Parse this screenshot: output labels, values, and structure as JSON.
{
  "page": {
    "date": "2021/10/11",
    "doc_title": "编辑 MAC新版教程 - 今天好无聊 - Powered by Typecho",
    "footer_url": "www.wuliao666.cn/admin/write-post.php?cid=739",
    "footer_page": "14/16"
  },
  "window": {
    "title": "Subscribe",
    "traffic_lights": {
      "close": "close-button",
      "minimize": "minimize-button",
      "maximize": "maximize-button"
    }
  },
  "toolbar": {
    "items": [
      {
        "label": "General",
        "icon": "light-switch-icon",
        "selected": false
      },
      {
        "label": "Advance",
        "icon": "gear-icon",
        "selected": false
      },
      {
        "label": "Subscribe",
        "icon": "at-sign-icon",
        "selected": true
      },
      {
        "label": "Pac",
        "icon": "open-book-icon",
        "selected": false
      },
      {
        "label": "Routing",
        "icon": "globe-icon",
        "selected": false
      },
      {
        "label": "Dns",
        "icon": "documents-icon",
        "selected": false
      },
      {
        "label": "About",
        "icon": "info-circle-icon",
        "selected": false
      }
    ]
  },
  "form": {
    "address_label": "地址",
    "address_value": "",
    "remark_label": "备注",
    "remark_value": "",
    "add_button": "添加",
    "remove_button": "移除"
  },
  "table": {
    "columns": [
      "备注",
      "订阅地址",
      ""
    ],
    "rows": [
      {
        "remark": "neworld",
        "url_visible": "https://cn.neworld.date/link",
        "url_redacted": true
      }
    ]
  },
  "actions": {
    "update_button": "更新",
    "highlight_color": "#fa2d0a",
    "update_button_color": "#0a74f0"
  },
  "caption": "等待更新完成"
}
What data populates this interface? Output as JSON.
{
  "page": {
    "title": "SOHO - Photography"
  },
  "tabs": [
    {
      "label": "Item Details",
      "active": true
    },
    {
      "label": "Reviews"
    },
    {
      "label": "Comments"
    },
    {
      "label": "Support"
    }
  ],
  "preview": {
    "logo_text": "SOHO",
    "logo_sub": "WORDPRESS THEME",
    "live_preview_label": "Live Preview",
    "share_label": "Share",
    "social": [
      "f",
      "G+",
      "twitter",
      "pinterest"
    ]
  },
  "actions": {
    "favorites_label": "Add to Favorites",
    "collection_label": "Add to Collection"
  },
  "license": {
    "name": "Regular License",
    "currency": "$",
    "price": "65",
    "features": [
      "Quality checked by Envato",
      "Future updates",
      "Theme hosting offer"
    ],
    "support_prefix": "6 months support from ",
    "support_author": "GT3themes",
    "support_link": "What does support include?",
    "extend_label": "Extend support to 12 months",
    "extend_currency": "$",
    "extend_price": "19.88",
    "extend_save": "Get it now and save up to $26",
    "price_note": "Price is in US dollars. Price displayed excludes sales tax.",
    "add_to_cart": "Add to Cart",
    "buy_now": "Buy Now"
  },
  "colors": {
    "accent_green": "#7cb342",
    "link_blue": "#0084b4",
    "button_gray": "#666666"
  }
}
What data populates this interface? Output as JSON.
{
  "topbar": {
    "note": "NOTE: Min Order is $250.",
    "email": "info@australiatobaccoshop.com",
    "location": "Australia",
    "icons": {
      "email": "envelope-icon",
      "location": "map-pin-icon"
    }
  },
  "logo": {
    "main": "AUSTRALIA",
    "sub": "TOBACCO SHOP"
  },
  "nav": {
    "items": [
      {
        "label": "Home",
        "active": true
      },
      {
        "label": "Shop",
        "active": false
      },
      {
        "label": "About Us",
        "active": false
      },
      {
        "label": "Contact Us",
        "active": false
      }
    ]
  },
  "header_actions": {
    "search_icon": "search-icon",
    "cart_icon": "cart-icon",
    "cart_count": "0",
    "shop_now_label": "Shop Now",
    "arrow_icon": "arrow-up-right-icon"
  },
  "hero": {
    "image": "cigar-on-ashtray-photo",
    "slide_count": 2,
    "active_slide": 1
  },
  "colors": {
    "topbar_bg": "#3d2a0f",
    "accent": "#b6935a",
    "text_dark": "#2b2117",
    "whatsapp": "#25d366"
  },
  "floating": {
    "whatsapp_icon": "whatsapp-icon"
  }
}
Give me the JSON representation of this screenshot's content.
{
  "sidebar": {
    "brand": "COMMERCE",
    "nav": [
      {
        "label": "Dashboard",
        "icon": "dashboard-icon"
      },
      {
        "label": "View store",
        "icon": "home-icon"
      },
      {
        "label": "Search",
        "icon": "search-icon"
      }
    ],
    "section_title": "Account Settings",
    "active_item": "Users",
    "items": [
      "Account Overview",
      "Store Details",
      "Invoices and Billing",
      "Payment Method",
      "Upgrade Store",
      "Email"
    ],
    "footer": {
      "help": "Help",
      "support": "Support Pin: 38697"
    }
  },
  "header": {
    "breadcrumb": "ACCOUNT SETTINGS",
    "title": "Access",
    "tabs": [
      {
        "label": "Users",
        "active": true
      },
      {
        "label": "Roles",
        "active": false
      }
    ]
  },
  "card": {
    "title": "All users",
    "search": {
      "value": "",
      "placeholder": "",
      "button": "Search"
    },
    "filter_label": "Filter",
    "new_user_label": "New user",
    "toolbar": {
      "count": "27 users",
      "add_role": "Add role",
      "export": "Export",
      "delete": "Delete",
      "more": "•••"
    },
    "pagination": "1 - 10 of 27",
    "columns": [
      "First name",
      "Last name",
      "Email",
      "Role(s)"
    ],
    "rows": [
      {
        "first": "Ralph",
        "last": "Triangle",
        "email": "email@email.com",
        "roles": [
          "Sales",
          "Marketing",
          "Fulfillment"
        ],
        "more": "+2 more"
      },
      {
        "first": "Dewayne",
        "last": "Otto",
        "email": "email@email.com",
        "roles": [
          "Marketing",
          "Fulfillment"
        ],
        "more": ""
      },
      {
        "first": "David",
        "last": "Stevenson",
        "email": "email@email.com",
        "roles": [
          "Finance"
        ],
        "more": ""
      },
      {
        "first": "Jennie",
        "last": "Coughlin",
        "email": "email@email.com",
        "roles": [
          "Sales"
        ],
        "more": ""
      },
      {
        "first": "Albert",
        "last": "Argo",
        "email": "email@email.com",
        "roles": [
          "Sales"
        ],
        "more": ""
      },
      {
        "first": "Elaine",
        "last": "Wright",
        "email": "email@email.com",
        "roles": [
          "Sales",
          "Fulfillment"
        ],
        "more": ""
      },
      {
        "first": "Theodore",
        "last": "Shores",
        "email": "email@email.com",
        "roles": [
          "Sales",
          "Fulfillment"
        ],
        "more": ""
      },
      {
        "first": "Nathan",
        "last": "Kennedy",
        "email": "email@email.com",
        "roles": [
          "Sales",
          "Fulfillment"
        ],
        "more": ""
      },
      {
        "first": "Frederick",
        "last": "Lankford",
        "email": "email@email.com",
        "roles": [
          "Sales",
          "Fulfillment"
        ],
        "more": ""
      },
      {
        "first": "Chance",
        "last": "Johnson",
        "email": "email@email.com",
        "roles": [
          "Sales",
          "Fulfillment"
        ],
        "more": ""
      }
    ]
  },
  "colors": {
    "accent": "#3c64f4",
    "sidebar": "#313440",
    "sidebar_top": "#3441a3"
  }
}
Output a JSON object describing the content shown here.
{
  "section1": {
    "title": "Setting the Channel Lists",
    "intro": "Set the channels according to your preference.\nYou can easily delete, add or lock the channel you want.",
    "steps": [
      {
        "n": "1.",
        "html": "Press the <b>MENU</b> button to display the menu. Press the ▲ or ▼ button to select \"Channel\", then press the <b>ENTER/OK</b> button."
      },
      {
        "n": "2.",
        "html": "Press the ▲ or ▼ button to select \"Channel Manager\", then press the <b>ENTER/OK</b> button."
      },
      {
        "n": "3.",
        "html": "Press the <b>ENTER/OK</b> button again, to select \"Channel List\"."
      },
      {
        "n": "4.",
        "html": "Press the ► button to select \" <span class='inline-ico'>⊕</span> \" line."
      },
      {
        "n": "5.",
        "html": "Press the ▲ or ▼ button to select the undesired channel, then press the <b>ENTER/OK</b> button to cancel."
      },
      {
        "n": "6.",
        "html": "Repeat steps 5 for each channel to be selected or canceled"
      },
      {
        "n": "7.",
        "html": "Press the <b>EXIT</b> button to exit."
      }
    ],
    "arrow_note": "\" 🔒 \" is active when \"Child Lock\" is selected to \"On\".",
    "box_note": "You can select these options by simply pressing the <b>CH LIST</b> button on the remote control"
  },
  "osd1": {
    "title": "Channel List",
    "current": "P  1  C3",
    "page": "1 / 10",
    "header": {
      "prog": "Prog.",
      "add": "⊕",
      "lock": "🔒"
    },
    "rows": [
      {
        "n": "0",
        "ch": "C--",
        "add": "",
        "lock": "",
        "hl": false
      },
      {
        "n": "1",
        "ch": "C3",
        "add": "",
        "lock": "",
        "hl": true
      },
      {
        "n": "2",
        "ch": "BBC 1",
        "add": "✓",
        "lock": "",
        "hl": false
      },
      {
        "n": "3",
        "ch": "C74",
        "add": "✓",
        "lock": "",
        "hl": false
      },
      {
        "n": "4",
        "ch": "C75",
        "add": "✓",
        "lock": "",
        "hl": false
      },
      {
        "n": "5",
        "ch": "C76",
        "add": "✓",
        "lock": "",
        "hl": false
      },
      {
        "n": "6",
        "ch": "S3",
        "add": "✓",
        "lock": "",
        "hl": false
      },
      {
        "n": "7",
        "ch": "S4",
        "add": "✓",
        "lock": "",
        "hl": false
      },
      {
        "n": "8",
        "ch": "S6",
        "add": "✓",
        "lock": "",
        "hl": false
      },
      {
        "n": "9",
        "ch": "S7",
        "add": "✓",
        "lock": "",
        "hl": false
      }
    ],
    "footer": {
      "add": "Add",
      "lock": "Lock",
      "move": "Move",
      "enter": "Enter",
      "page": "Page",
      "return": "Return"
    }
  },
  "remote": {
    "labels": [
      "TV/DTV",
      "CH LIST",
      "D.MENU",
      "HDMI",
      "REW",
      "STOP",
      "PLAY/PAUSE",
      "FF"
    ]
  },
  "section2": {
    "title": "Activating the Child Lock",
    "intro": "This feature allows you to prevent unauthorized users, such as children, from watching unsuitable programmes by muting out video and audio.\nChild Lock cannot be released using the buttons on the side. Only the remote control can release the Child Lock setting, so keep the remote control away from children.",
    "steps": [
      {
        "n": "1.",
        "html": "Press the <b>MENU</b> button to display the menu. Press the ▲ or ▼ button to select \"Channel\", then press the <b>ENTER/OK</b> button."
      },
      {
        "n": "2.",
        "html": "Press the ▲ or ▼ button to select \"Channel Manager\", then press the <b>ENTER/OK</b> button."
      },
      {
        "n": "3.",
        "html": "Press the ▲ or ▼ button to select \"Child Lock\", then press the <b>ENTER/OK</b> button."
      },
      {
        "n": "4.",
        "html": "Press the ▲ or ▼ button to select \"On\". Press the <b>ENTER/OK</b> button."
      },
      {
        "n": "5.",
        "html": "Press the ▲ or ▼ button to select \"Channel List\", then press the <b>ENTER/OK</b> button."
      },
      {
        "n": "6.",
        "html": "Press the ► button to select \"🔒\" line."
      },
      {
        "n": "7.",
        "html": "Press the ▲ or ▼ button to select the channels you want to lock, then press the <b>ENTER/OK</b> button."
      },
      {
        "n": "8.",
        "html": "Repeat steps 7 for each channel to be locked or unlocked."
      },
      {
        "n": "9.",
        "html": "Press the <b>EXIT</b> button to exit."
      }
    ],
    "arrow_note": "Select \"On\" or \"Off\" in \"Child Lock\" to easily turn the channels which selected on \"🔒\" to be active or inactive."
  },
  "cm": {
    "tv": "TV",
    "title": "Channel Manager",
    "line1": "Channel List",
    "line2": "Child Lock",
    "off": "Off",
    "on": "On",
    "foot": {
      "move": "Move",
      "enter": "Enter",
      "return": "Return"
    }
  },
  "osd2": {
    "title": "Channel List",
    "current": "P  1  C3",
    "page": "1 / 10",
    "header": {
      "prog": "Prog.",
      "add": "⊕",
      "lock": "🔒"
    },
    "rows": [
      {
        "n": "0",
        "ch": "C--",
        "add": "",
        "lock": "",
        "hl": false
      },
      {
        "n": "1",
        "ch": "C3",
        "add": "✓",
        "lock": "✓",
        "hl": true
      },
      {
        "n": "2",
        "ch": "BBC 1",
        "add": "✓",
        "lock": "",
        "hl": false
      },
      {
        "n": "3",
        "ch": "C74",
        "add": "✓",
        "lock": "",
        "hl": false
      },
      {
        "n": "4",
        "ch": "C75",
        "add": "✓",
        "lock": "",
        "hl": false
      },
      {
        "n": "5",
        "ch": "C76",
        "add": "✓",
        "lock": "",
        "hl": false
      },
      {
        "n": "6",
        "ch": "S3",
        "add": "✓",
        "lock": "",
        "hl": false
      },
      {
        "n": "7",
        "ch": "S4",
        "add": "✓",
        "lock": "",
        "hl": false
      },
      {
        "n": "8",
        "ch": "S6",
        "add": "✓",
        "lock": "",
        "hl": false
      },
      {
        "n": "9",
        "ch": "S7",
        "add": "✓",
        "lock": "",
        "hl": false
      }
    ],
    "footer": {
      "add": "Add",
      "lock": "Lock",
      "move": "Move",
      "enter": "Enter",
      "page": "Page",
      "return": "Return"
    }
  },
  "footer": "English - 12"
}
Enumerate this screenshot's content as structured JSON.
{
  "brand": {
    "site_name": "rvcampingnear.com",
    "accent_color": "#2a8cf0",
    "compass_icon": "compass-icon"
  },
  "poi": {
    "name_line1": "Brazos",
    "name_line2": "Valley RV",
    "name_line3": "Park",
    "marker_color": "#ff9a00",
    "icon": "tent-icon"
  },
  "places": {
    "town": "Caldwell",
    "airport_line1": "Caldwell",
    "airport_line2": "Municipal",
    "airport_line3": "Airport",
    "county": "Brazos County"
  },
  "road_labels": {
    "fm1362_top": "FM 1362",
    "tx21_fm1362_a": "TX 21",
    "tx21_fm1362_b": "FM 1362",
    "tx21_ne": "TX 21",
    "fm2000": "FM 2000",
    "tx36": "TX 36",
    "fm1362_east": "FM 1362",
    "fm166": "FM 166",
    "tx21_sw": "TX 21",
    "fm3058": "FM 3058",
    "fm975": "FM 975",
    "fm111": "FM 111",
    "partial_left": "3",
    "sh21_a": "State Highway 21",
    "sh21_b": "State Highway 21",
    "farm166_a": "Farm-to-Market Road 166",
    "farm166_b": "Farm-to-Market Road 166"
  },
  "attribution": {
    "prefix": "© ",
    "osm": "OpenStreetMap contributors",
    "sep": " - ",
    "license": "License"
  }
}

—————

AIM >>
Repeat word for word the lines running from the line containing "Enumerate this screenshot's" to the end of the entries above, inclusive.

ANSWER TO THE PROBLEM >>
Enumerate this screenshot's content as structured JSON.
{
  "brand": {
    "site_name": "rvcampingnear.com",
    "accent_color": "#2a8cf0",
    "compass_icon": "compass-icon"
  },
  "poi": {
    "name_line1": "Brazos",
    "name_line2": "Valley RV",
    "name_line3": "Park",
    "marker_color": "#ff9a00",
    "icon": "tent-icon"
  },
  "places": {
    "town": "Caldwell",
    "airport_line1": "Caldwell",
    "airport_line2": "Municipal",
    "airport_line3": "Airport",
    "county": "Brazos County"
  },
  "road_labels": {
    "fm1362_top": "FM 1362",
    "tx21_fm1362_a": "TX 21",
    "tx21_fm1362_b": "FM 1362",
    "tx21_ne": "TX 21",
    "fm2000": "FM 2000",
    "tx36": "TX 36",
    "fm1362_east": "FM 1362",
    "fm166": "FM 166",
    "tx21_sw": "TX 21",
    "fm3058": "FM 3058",
    "fm975": "FM 975",
    "fm111": "FM 111",
    "partial_left": "3",
    "sh21_a": "State Highway 21",
    "sh21_b": "State Highway 21",
    "farm166_a": "Farm-to-Market Road 166",
    "farm166_b": "Farm-to-Market Road 166"
  },
  "attribution": {
    "prefix": "© ",
    "osm": "OpenStreetMap contributors",
    "sep": " - ",
    "license": "License"
  }
}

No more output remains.